◆ **INPUT DATA**:
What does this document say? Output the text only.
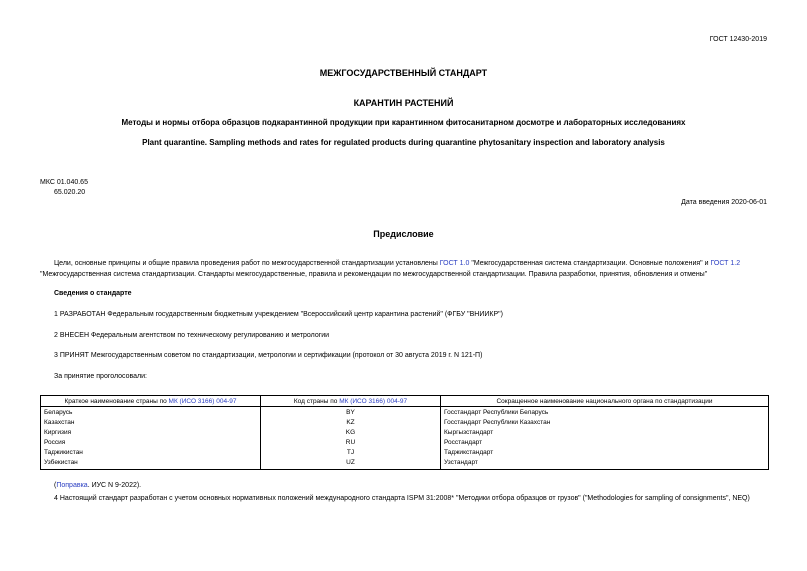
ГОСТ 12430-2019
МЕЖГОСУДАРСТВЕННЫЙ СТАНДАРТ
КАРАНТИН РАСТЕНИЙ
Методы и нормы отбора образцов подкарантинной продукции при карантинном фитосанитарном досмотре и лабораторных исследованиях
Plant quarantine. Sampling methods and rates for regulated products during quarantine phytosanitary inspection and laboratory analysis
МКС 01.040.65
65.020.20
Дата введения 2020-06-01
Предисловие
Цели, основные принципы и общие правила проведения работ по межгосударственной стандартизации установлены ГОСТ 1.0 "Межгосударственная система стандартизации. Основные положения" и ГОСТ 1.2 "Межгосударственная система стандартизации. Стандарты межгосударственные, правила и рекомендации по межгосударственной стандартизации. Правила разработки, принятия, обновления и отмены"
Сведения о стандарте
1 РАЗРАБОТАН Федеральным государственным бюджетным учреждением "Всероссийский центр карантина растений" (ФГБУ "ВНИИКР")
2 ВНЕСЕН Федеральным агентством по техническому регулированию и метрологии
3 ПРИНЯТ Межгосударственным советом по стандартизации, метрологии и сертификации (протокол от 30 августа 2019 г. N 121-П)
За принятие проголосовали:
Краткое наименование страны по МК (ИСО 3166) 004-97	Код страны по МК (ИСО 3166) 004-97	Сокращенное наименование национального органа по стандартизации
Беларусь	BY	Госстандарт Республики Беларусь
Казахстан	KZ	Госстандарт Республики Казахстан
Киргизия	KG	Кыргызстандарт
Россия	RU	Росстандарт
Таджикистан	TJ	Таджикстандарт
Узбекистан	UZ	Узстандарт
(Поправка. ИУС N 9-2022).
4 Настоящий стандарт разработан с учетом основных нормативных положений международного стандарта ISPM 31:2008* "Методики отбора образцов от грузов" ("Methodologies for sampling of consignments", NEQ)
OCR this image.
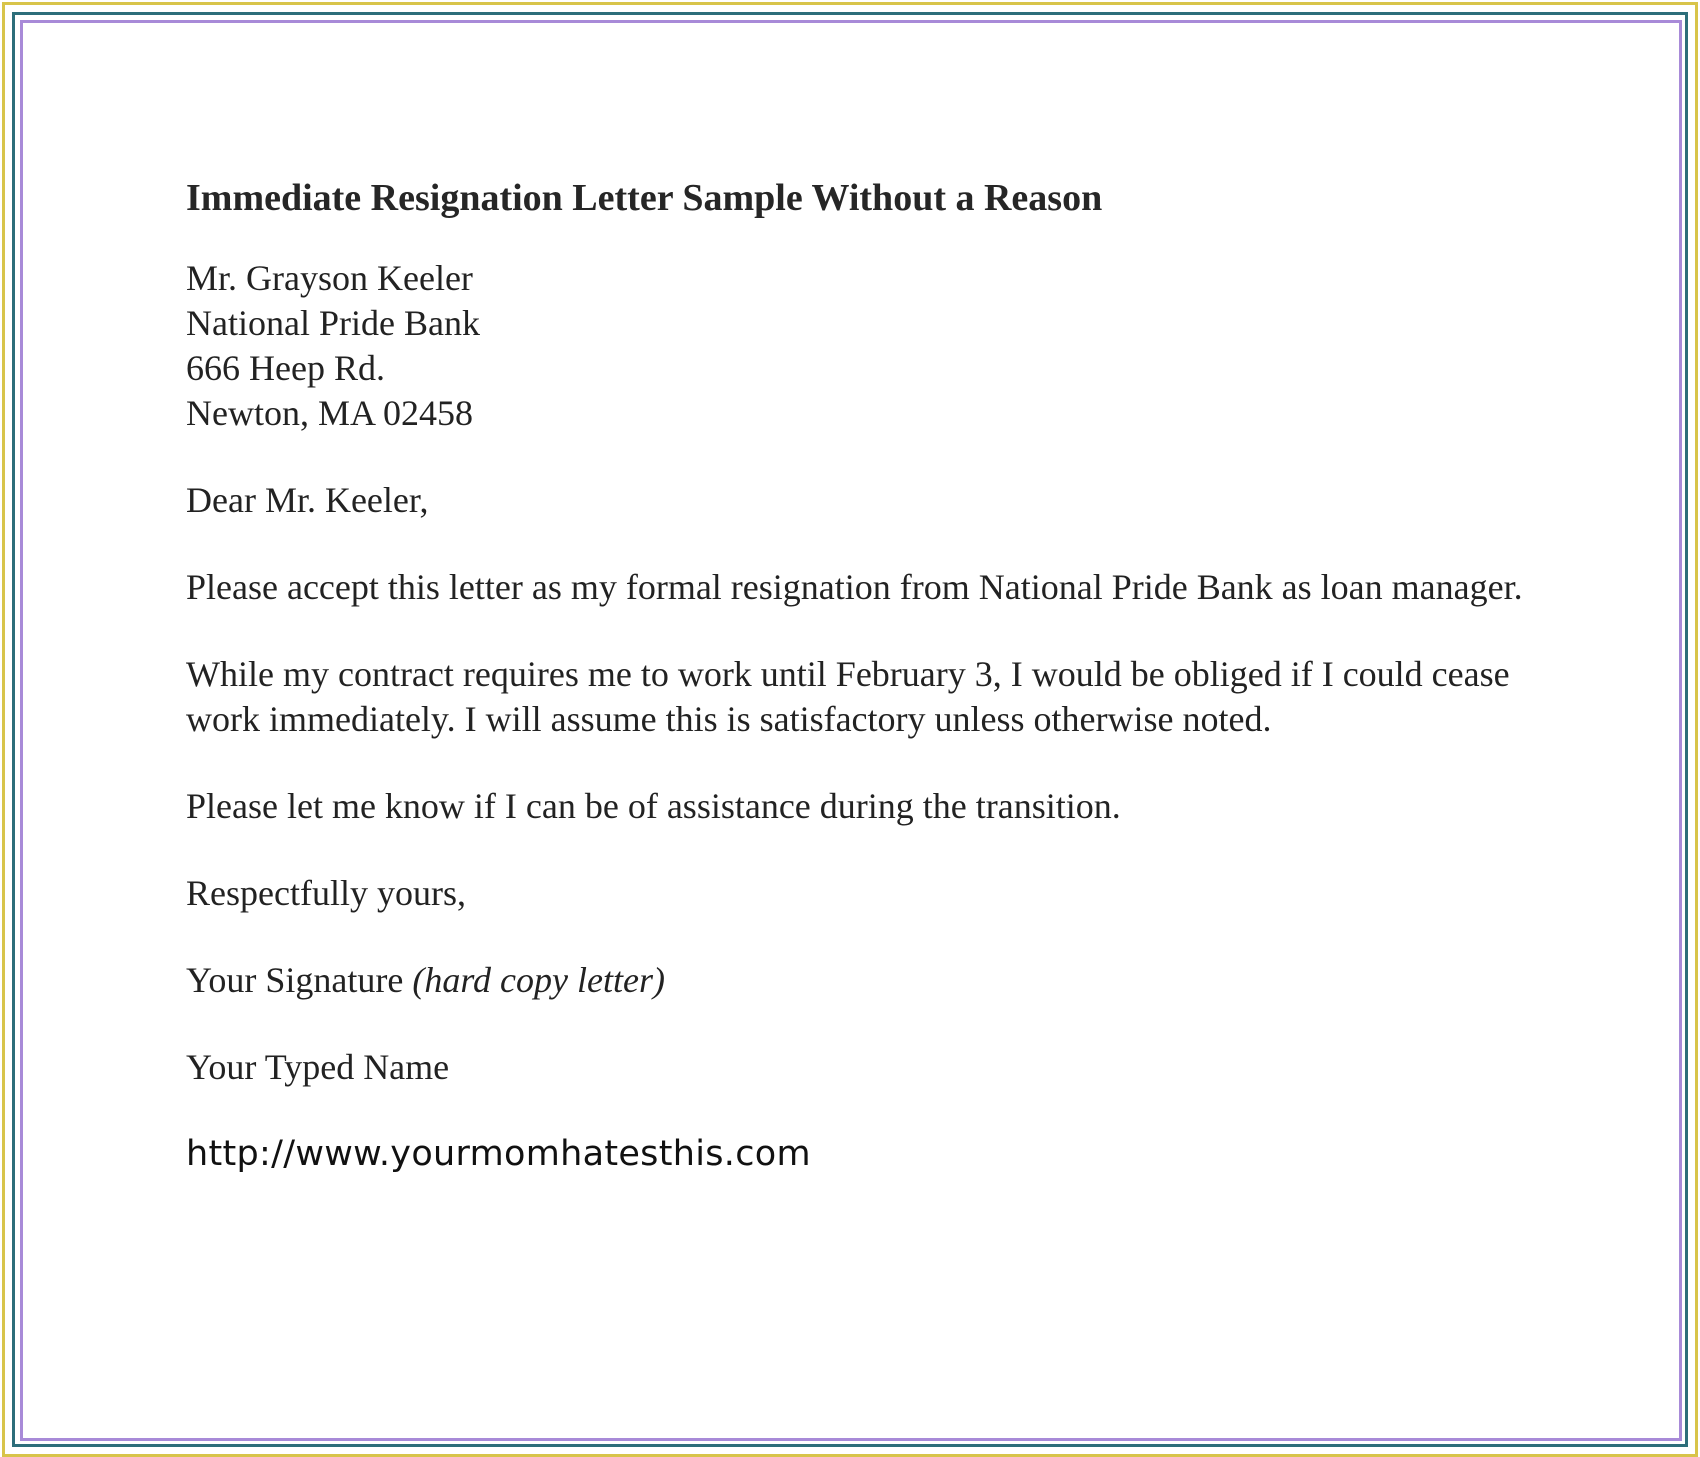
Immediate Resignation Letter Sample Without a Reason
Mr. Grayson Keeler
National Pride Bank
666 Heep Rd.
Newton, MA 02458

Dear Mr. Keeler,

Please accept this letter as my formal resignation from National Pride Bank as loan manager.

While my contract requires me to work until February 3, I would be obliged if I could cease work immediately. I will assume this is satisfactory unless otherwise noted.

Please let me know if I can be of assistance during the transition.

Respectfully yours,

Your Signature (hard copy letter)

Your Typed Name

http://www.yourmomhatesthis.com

◆ **REQUIRED WORK**: Repeat the lines of the records verbatim, starting at the line containing "OCR this image." and stopping after the final line. Images stay out.

◆ **RESULT OF THIS EXERCISE**:
OCR this image.
Immediate Resignation Letter Sample Without a Reason
Mr. Grayson Keeler
National Pride Bank
666 Heep Rd.
Newton, MA 02458

Dear Mr. Keeler,

Please accept this letter as my formal resignation from National Pride Bank as loan manager.

While my contract requires me to work until February 3, I would be obliged if I could cease work immediately. I will assume this is satisfactory unless otherwise noted.

Please let me know if I can be of assistance during the transition.

Respectfully yours,

Your Signature (hard copy letter)

Your Typed Name

http://www.yourmomhatesthis.com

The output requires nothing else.